### Short task:
Repeat exactly each line of the data provided below.

****

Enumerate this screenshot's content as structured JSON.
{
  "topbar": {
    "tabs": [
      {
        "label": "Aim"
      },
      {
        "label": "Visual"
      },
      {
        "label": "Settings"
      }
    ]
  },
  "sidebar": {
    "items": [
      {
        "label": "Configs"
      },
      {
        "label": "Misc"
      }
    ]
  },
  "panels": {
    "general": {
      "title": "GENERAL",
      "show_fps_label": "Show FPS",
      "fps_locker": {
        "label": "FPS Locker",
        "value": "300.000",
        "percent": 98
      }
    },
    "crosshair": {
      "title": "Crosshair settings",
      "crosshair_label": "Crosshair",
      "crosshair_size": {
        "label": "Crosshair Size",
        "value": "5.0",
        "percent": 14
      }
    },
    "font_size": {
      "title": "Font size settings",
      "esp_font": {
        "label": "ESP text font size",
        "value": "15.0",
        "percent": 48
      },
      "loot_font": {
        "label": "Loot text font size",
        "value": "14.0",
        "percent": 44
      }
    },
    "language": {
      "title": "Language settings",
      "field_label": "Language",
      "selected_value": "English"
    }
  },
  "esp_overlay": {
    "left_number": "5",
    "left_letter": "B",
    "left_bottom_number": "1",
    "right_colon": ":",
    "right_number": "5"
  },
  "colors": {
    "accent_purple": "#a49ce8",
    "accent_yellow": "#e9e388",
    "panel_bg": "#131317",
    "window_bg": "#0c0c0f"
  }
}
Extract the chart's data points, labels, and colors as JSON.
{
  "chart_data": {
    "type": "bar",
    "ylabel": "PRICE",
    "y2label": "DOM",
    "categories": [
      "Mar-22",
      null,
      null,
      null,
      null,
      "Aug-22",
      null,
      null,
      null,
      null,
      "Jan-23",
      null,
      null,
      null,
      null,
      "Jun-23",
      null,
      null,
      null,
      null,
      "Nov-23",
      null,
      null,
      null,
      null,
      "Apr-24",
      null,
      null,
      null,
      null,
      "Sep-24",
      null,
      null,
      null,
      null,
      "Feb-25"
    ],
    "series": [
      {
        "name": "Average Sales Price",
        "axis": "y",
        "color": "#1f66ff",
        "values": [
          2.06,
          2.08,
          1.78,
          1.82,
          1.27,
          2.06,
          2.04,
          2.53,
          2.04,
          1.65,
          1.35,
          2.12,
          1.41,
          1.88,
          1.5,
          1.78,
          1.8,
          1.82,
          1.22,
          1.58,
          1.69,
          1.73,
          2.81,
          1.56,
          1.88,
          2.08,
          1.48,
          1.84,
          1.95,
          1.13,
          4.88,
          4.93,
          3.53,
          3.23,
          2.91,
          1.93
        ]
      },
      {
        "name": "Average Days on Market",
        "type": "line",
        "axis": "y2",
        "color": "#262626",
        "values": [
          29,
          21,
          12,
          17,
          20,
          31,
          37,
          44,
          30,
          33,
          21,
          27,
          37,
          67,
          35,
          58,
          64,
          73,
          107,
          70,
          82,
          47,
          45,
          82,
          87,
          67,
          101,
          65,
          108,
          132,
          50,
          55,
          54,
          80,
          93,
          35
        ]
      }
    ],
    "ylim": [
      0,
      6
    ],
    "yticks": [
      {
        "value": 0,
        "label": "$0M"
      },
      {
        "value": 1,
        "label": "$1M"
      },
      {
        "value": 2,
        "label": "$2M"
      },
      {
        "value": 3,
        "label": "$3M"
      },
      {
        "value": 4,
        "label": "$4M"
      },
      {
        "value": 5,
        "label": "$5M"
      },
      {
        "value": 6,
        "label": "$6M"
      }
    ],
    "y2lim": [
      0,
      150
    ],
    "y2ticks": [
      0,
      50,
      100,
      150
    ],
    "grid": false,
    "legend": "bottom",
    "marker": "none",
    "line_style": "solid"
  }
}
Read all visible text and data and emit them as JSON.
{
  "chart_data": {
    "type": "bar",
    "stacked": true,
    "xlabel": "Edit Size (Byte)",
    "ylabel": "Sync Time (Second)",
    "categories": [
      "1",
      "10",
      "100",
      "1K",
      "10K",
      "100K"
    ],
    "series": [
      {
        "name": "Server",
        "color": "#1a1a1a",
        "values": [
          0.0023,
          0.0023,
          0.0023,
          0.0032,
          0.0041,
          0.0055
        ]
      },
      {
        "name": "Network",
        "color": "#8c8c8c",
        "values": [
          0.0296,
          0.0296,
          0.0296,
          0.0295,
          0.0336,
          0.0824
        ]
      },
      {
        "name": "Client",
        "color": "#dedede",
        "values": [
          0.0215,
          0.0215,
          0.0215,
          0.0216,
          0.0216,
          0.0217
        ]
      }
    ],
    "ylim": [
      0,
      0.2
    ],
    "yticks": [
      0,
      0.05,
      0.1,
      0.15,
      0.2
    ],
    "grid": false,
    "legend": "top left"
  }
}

****

### Answer for the task:
Enumerate this screenshot's content as structured JSON.
{
  "topbar": {
    "tabs": [
      {
        "label": "Aim"
      },
      {
        "label": "Visual"
      },
      {
        "label": "Settings"
      }
    ]
  },
  "sidebar": {
    "items": [
      {
        "label": "Configs"
      },
      {
        "label": "Misc"
      }
    ]
  },
  "panels": {
    "general": {
      "title": "GENERAL",
      "show_fps_label": "Show FPS",
      "fps_locker": {
        "label": "FPS Locker",
        "value": "300.000",
        "percent": 98
      }
    },
    "crosshair": {
      "title": "Crosshair settings",
      "crosshair_label": "Crosshair",
      "crosshair_size": {
        "label": "Crosshair Size",
        "value": "5.0",
        "percent": 14
      }
    },
    "font_size": {
      "title": "Font size settings",
      "esp_font": {
        "label": "ESP text font size",
        "value": "15.0",
        "percent": 48
      },
      "loot_font": {
        "label": "Loot text font size",
        "value": "14.0",
        "percent": 44
      }
    },
    "language": {
      "title": "Language settings",
      "field_label": "Language",
      "selected_value": "English"
    }
  },
  "esp_overlay": {
    "left_number": "5",
    "left_letter": "B",
    "left_bottom_number": "1",
    "right_colon": ":",
    "right_number": "5"
  },
  "colors": {
    "accent_purple": "#a49ce8",
    "accent_yellow": "#e9e388",
    "panel_bg": "#131317",
    "window_bg": "#0c0c0f"
  }
}
Extract the chart's data points, labels, and colors as JSON.
{
  "chart_data": {
    "type": "bar",
    "ylabel": "PRICE",
    "y2label": "DOM",
    "categories": [
      "Mar-22",
      null,
      null,
      null,
      null,
      "Aug-22",
      null,
      null,
      null,
      null,
      "Jan-23",
      null,
      null,
      null,
      null,
      "Jun-23",
      null,
      null,
      null,
      null,
      "Nov-23",
      null,
      null,
      null,
      null,
      "Apr-24",
      null,
      null,
      null,
      null,
      "Sep-24",
      null,
      null,
      null,
      null,
      "Feb-25"
    ],
    "series": [
      {
        "name": "Average Sales Price",
        "axis": "y",
        "color": "#1f66ff",
        "values": [
          2.06,
          2.08,
          1.78,
          1.82,
          1.27,
          2.06,
          2.04,
          2.53,
          2.04,
          1.65,
          1.35,
          2.12,
          1.41,
          1.88,
          1.5,
          1.78,
          1.8,
          1.82,
          1.22,
          1.58,
          1.69,
          1.73,
          2.81,
          1.56,
          1.88,
          2.08,
          1.48,
          1.84,
          1.95,
          1.13,
          4.88,
          4.93,
          3.53,
          3.23,
          2.91,
          1.93
        ]
      },
      {
        "name": "Average Days on Market",
        "type": "line",
        "axis": "y2",
        "color": "#262626",
        "values": [
          29,
          21,
          12,
          17,
          20,
          31,
          37,
          44,
          30,
          33,
          21,
          27,
          37,
          67,
          35,
          58,
          64,
          73,
          107,
          70,
          82,
          47,
          45,
          82,
          87,
          67,
          101,
          65,
          108,
          132,
          50,
          55,
          54,
          80,
          93,
          35
        ]
      }
    ],
    "ylim": [
      0,
      6
    ],
    "yticks": [
      {
        "value": 0,
        "label": "$0M"
      },
      {
        "value": 1,
        "label": "$1M"
      },
      {
        "value": 2,
        "label": "$2M"
      },
      {
        "value": 3,
        "label": "$3M"
      },
      {
        "value": 4,
        "label": "$4M"
      },
      {
        "value": 5,
        "label": "$5M"
      },
      {
        "value": 6,
        "label": "$6M"
      }
    ],
    "y2lim": [
      0,
      150
    ],
    "y2ticks": [
      0,
      50,
      100,
      150
    ],
    "grid": false,
    "legend": "bottom",
    "marker": "none",
    "line_style": "solid"
  }
}
Read all visible text and data and emit them as JSON.
{
  "chart_data": {
    "type": "bar",
    "stacked": true,
    "xlabel": "Edit Size (Byte)",
    "ylabel": "Sync Time (Second)",
    "categories": [
      "1",
      "10",
      "100",
      "1K",
      "10K",
      "100K"
    ],
    "series": [
      {
        "name": "Server",
        "color": "#1a1a1a",
        "values": [
          0.0023,
          0.0023,
          0.0023,
          0.0032,
          0.0041,
          0.0055
        ]
      },
      {
        "name": "Network",
        "color": "#8c8c8c",
        "values": [
          0.0296,
          0.0296,
          0.0296,
          0.0295,
          0.0336,
          0.0824
        ]
      },
      {
        "name": "Client",
        "color": "#dedede",
        "values": [
          0.0215,
          0.0215,
          0.0215,
          0.0216,
          0.0216,
          0.0217
        ]
      }
    ],
    "ylim": [
      0,
      0.2
    ],
    "yticks": [
      0,
      0.05,
      0.1,
      0.15,
      0.2
    ],
    "grid": false,
    "legend": "top left"
  }
}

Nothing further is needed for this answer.